(Entries taken from a collection)
_ _ _ _ _
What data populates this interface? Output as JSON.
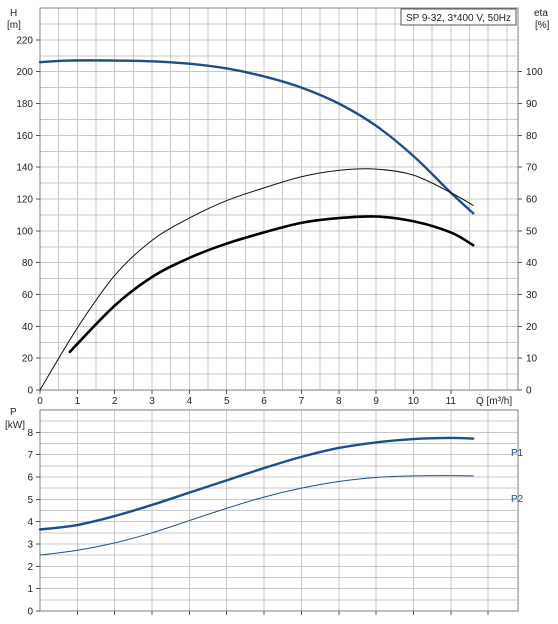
{
  "chart_data": [
    {
      "type": "line",
      "panel": "head-efficiency",
      "title": "SP 9-32, 3*400 V, 50Hz",
      "xlabel": "Q [m³/h]",
      "ylabel": "H",
      "ylabel_unit": "[m]",
      "y2label": "eta",
      "y2label_unit": "[%]",
      "xlim": [
        0,
        12.8
      ],
      "ylim": [
        0,
        240
      ],
      "y2lim": [
        0,
        120
      ],
      "x_ticks": [
        "0",
        "1",
        "2",
        "3",
        "4",
        "5",
        "6",
        "7",
        "8",
        "9",
        "10",
        "11"
      ],
      "y_ticks": [
        "0",
        "20",
        "40",
        "60",
        "80",
        "100",
        "120",
        "140",
        "160",
        "180",
        "200",
        "220"
      ],
      "y2_ticks": [
        "0",
        "10",
        "20",
        "30",
        "40",
        "50",
        "60",
        "70",
        "80",
        "90",
        "100"
      ],
      "grid": true,
      "series": [
        {
          "role": "head",
          "axis": "left",
          "color": "#1f4e8c",
          "width": 2.4,
          "x": [
            0,
            0.8,
            2,
            3,
            4,
            5,
            6,
            7,
            8,
            9,
            10,
            11,
            11.6
          ],
          "y": [
            206,
            207,
            207,
            206.5,
            205,
            202,
            197,
            190,
            180,
            166,
            147,
            124,
            111
          ]
        },
        {
          "role": "efficiency",
          "axis": "right",
          "color": "#111111",
          "width": 1,
          "x": [
            0,
            1,
            2,
            3,
            4,
            5,
            6,
            7,
            8,
            9,
            10,
            11,
            11.6
          ],
          "y": [
            0,
            19.5,
            36,
            47,
            54,
            59.5,
            63.5,
            67,
            69,
            69.4,
            67.5,
            62,
            58
          ]
        },
        {
          "role": "efficiency-2",
          "axis": "right",
          "color": "#000000",
          "width": 2.6,
          "x": [
            0.8,
            2,
            3,
            4,
            5,
            6,
            7,
            8,
            9,
            10,
            11,
            11.6
          ],
          "y": [
            12,
            26.5,
            35.5,
            41.5,
            46,
            49.5,
            52.5,
            54,
            54.5,
            53,
            49.5,
            45.5
          ]
        }
      ]
    },
    {
      "type": "line",
      "panel": "power",
      "xlabel": "",
      "ylabel": "P",
      "ylabel_unit": "[kW]",
      "xlim": [
        0,
        12.8
      ],
      "ylim": [
        0,
        9
      ],
      "y_ticks": [
        "0",
        "1",
        "2",
        "3",
        "4",
        "5",
        "6",
        "7",
        "8"
      ],
      "grid": true,
      "series": [
        {
          "name": "P1",
          "color": "#1f4e8c",
          "width": 2.4,
          "x": [
            0,
            1,
            2,
            3,
            4,
            5,
            6,
            7,
            8,
            9,
            10,
            11,
            11.6
          ],
          "y": [
            3.65,
            3.85,
            4.25,
            4.75,
            5.3,
            5.85,
            6.4,
            6.9,
            7.3,
            7.55,
            7.7,
            7.75,
            7.72
          ]
        },
        {
          "name": "P2",
          "color": "#1f4e8c",
          "width": 1,
          "x": [
            0,
            1,
            2,
            3,
            4,
            5,
            6,
            7,
            8,
            9,
            10,
            11,
            11.6
          ],
          "y": [
            2.5,
            2.72,
            3.05,
            3.5,
            4.05,
            4.6,
            5.1,
            5.5,
            5.8,
            5.98,
            6.05,
            6.06,
            6.05
          ]
        }
      ]
    }
  ]
}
_ _ _ _ _
(Aim of the task): Every line in the data above that contains "efficiency" needs to be copied.

(Exercise output):
      "panel": "head-efficiency",
          "role": "efficiency",
          "role": "efficiency-2",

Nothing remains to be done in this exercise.